[Data entries]
┄┄┄┄┄┄
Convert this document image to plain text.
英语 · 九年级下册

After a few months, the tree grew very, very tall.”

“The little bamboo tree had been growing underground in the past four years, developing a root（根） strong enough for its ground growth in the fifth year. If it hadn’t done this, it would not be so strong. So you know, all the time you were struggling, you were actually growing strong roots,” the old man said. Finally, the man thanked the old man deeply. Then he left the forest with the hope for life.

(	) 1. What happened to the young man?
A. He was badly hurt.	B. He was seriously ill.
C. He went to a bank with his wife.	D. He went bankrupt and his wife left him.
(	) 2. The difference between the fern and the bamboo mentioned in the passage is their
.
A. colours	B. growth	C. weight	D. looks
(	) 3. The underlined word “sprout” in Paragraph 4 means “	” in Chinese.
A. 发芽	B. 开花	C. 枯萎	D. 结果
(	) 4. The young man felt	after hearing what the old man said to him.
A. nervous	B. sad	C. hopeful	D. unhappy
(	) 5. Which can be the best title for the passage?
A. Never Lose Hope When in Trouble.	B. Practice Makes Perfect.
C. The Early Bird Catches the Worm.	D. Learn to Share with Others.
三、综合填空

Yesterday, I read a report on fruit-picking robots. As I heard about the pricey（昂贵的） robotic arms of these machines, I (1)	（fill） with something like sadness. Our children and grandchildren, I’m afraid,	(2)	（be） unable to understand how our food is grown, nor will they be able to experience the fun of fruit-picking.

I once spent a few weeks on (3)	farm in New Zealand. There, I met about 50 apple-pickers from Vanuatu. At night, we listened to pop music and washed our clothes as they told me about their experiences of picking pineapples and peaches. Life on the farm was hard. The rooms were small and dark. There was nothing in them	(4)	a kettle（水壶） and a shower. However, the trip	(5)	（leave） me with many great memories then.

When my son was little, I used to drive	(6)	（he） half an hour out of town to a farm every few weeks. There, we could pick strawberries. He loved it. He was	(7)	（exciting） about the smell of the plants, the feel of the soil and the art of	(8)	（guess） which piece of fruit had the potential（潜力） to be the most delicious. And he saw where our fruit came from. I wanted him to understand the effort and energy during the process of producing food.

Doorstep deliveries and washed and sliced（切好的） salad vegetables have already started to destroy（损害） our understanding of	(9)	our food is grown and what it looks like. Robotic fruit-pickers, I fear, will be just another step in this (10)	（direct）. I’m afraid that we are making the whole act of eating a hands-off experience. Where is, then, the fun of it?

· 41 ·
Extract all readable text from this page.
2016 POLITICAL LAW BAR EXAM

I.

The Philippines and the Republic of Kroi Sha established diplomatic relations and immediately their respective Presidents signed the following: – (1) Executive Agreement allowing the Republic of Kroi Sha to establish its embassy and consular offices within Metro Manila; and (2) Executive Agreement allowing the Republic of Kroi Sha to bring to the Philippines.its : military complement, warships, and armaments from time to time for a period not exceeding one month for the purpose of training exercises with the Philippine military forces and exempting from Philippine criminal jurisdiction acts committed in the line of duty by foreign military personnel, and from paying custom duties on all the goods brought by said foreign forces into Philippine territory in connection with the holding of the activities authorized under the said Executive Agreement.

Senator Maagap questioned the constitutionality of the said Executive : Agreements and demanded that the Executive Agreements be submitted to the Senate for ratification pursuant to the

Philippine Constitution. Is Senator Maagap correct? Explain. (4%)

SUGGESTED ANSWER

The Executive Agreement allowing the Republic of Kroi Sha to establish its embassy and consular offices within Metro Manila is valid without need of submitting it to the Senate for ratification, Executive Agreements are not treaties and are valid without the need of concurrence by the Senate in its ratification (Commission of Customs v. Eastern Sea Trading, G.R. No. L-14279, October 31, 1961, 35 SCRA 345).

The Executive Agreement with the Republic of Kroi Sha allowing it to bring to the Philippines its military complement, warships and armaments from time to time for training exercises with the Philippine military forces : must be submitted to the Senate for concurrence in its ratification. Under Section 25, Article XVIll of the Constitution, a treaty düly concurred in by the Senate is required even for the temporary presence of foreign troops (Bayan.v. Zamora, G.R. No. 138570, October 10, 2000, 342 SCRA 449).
┄┄┄┄┄┄
* Task goal: Pull out every line holding "passage" from the records above, and copy it.

* Finished answer:
(	) 2. The difference between the fern and the bamboo mentioned in the passage is their
(	) 5. Which can be the best title for the passage?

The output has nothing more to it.